◆ **CONSIGNE**: Recopiez fidèlement le passage de l'entretien sur le soutien à l'Ukraine compris entre « Q - Un petit » et « sur l’économie russe. », ces deux bornes incluses.

◆ **EXTRAIT CHOISI**:
_____
R - Nous avons une aide extrêmement constante depuis le début de l’Ukraine, depuis le début de l’agression par la Russie, à l’Ukraine. Ce soutien, il est à la fois militaire, économique, humanitaire et vous savez que nous avons fait un envoi extrêmement conséquent la semaine dernière puisque la ministre Colonna a inauguré le départ d’un bateau pour l’Ukraine, qui était la plus importante opération humanitaire faite à l’égard de l’Ukraine.

Q - Justement, il y a ces opérations humanitaires, il y a l’armement… mais c’est vrai que bon, on a quelques critiques qu’on entend : on n’est pas les premiers même si on l’affirme, même si on le dit clairement. J’ai eu l’impression que dans le discours d’Élisabeth Borne et la fermeté, la manière dont elle a eu ce discours, c’était aussi une façon de répondre à ceux qui disent qu’on n’est peut-être pas assez proactif à l’égard de l’Ukraine.

R - On est totalement proactif. Je pense qu’il faut se rappeler que nous avons été, sous présidence française, à la manœuvre pour faire adopter sept paquets de sanctions. Nous allons en passer un huitième qui devrait être adopté cette semaine même…

Q - …on va arriver à obtenir l’unanimité pour le huitième paquet de sanctions ? Parce que les Hongrois ne veulent pas…
R - Nous avons obtenu un consensus sur la totalité des paquets précédents, donc nous sommes extrêmement optimistes sur le fait que nous allons arriver à obtenir ce paquet et qu’il devrait être voté cette semaine.

Q - Un petit exemple de ces sanctions ? Parce qu’on a l’impression qu’il y en a déjà eu tellement ! Est-ce qu’il y a des nouvelles choses qu’on va apprendre ? Enfin, dans ces sanctions, il y a une chose un petit peu spectaculaire, qui va être plus efficace ?

R - Notre objectif, comme l’a rappelé la Première ministre et la ministre, c’est de frapper au cœur du système russe qui soutient l’effort de guerre. Nous allons continuer à travailler sur des désignations individuelles de personnes impliquées directement dans cet effort de guerre. Nous allons continuer à travailler sur des secteurs pour viser au plus près l’économie russe sur ces points-là. Et enfin, nous allons aussi travailler sur la question du contournement de ces sanctions, pour faire en sorte que ces sanctions s’appliquent et soient absolument efficaces sur l’économie russe.

Q - Oui, parce qu’on voit qu’il y a des bateaux qui circulent avec du pétrole russe qui arrive et qui finalement est vendu quand même, malgré tout, alors qu’il ne devait pas sortir ! Enfin, on voit qu’il y a un certain nombre de contournements qui sont faits de ces sanctions, donc vous avez repéré, on les a repérés ces contournements ?
_____
◆ **DONNÉES FOURNIES**:
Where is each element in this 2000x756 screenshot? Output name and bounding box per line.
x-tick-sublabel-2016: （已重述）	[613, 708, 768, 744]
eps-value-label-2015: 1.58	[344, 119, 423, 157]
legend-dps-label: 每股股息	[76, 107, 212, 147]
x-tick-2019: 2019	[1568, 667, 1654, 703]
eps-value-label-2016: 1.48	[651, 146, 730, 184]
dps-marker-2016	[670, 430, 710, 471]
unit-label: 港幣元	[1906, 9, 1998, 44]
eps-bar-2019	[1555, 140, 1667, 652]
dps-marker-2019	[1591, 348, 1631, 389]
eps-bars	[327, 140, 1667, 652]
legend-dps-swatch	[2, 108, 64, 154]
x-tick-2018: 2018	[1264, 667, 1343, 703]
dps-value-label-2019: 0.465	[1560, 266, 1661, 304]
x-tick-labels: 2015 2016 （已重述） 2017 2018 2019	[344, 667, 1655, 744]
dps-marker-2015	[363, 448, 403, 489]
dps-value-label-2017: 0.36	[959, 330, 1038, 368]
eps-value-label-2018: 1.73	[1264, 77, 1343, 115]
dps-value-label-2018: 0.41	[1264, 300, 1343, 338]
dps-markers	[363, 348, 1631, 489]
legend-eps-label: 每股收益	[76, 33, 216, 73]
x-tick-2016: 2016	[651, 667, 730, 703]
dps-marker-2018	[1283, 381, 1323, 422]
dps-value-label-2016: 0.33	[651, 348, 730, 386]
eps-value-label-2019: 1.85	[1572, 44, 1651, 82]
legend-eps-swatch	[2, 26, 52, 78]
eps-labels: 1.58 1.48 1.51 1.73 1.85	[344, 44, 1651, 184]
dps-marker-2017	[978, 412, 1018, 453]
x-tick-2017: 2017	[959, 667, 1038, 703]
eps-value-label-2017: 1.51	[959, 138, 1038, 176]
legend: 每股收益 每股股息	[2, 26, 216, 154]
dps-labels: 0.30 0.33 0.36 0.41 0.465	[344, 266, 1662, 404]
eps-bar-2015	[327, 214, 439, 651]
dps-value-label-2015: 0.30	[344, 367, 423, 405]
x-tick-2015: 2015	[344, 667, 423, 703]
_____
◆ **RÉPONSE ATTENDUE**:
Q - Un petit exemple de ces sanctions ? Parce qu’on a l’impression qu’il y en a déjà eu tellement ! Est-ce qu’il y a des nouvelles choses qu’on va apprendre ? Enfin, dans ces sanctions, il y a une chose un petit peu spectaculaire, qui va être plus efficace ?

R - Notre objectif, comme l’a rappelé la Première ministre et la ministre, c’est de frapper au cœur du système russe qui soutient l’effort de guerre. Nous allons continuer à travailler sur des désignations individuelles de personnes impliquées directement dans cet effort de guerre. Nous allons continuer à travailler sur des secteurs pour viser au plus près l’économie russe sur ces points-là. Et enfin, nous allons aussi travailler sur la question du contournement de ces sanctions, pour faire en sorte que ces sanctions s’appliquent et soient absolument efficaces sur l’économie russe.